§ What this task involves
Provide only the number of lines in the listing that contain the string "newsletter".

§ Task input
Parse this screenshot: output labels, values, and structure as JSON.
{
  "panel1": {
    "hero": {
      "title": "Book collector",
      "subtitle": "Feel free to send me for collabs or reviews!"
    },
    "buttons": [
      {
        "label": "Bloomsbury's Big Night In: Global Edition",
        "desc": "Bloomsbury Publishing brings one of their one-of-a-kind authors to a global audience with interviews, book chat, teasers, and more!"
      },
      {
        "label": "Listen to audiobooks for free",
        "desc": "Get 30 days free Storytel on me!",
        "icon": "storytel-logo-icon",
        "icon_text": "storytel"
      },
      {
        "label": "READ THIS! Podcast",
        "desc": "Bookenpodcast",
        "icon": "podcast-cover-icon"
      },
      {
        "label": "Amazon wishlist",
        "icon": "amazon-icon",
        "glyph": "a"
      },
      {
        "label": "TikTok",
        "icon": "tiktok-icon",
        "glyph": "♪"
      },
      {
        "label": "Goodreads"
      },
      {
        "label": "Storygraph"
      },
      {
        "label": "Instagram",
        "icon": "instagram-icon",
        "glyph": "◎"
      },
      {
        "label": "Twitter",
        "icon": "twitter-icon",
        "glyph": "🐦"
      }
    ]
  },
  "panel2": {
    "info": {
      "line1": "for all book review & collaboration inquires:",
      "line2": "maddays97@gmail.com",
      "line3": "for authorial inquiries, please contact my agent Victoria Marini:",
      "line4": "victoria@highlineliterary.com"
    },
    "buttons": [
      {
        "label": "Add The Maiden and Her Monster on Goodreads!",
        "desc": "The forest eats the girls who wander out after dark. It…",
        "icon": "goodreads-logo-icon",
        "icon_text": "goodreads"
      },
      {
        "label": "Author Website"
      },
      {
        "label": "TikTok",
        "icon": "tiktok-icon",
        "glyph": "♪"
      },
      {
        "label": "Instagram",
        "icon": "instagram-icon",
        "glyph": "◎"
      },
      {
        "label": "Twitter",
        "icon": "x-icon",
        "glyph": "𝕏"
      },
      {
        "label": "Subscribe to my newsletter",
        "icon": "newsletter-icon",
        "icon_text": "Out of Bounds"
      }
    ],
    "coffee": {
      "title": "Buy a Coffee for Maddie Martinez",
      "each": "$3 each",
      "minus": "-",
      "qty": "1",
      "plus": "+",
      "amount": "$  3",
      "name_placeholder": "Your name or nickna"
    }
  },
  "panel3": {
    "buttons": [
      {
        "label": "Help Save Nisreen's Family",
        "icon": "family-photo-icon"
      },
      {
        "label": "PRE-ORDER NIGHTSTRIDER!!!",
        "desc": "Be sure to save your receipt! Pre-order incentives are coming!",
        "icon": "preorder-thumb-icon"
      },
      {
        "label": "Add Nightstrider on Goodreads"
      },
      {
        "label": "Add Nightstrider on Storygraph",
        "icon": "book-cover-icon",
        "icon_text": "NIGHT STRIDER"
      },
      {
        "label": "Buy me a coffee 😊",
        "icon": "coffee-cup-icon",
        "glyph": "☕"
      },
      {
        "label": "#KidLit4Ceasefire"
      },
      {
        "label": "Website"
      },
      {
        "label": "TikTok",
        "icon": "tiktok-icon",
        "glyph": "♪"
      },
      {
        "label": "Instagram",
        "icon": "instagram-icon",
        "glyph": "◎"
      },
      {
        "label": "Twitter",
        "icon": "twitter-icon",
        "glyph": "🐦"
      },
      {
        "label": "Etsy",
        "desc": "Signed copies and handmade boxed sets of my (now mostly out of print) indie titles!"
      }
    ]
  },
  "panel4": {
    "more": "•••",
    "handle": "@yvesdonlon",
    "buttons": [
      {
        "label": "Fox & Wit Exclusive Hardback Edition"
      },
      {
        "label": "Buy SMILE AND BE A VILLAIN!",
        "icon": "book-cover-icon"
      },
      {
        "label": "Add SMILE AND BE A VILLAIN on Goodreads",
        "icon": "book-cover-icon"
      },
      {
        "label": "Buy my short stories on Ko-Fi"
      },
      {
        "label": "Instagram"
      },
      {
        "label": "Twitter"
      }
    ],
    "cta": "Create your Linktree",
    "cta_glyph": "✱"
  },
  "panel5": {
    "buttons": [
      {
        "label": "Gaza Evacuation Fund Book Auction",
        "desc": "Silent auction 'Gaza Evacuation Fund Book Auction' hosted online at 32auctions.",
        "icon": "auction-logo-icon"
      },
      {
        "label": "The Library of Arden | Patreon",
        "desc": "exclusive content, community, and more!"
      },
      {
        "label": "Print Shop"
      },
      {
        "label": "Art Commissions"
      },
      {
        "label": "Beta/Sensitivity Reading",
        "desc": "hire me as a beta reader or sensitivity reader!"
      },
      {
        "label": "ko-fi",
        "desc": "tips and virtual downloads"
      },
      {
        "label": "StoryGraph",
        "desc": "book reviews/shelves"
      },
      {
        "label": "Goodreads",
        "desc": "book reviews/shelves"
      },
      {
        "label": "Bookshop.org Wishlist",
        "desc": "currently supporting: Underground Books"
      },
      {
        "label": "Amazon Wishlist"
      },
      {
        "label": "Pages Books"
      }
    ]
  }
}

§ Written solution
2